Begin DATASET ENTRIES
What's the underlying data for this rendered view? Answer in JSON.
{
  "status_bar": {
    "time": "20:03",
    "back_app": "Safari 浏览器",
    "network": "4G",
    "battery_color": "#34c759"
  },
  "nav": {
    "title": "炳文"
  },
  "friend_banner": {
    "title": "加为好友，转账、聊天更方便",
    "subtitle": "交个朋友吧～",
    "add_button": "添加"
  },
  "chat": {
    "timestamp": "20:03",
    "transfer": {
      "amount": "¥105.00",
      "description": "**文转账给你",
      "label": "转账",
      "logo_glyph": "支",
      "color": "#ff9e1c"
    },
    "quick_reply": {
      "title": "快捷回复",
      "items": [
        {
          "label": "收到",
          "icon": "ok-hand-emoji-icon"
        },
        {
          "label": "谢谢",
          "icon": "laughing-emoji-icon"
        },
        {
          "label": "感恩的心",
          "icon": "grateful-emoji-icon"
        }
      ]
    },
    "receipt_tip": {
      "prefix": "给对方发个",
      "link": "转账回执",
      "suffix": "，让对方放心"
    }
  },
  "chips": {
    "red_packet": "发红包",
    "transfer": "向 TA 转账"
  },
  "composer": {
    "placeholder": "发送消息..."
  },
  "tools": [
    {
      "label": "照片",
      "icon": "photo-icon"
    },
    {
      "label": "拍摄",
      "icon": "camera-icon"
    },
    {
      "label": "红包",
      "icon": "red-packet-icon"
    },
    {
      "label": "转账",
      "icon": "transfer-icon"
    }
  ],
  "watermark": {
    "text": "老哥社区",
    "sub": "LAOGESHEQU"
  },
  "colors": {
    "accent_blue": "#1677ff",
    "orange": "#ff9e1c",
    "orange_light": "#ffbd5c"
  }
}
End DATASET ENTRIES
§ TASK REQUIREMENTS
Retype the material in full. Each word must match.

§ RESULT OF THIS TASK
What's the underlying data for this rendered view? Answer in JSON.
{
  "status_bar": {
    "time": "20:03",
    "back_app": "Safari 浏览器",
    "network": "4G",
    "battery_color": "#34c759"
  },
  "nav": {
    "title": "炳文"
  },
  "friend_banner": {
    "title": "加为好友，转账、聊天更方便",
    "subtitle": "交个朋友吧～",
    "add_button": "添加"
  },
  "chat": {
    "timestamp": "20:03",
    "transfer": {
      "amount": "¥105.00",
      "description": "**文转账给你",
      "label": "转账",
      "logo_glyph": "支",
      "color": "#ff9e1c"
    },
    "quick_reply": {
      "title": "快捷回复",
      "items": [
        {
          "label": "收到",
          "icon": "ok-hand-emoji-icon"
        },
        {
          "label": "谢谢",
          "icon": "laughing-emoji-icon"
        },
        {
          "label": "感恩的心",
          "icon": "grateful-emoji-icon"
        }
      ]
    },
    "receipt_tip": {
      "prefix": "给对方发个",
      "link": "转账回执",
      "suffix": "，让对方放心"
    }
  },
  "chips": {
    "red_packet": "发红包",
    "transfer": "向 TA 转账"
  },
  "composer": {
    "placeholder": "发送消息..."
  },
  "tools": [
    {
      "label": "照片",
      "icon": "photo-icon"
    },
    {
      "label": "拍摄",
      "icon": "camera-icon"
    },
    {
      "label": "红包",
      "icon": "red-packet-icon"
    },
    {
      "label": "转账",
      "icon": "transfer-icon"
    }
  ],
  "watermark": {
    "text": "老哥社区",
    "sub": "LAOGESHEQU"
  },
  "colors": {
    "accent_blue": "#1677ff",
    "orange": "#ff9e1c",
    "orange_light": "#ffbd5c"
  }
}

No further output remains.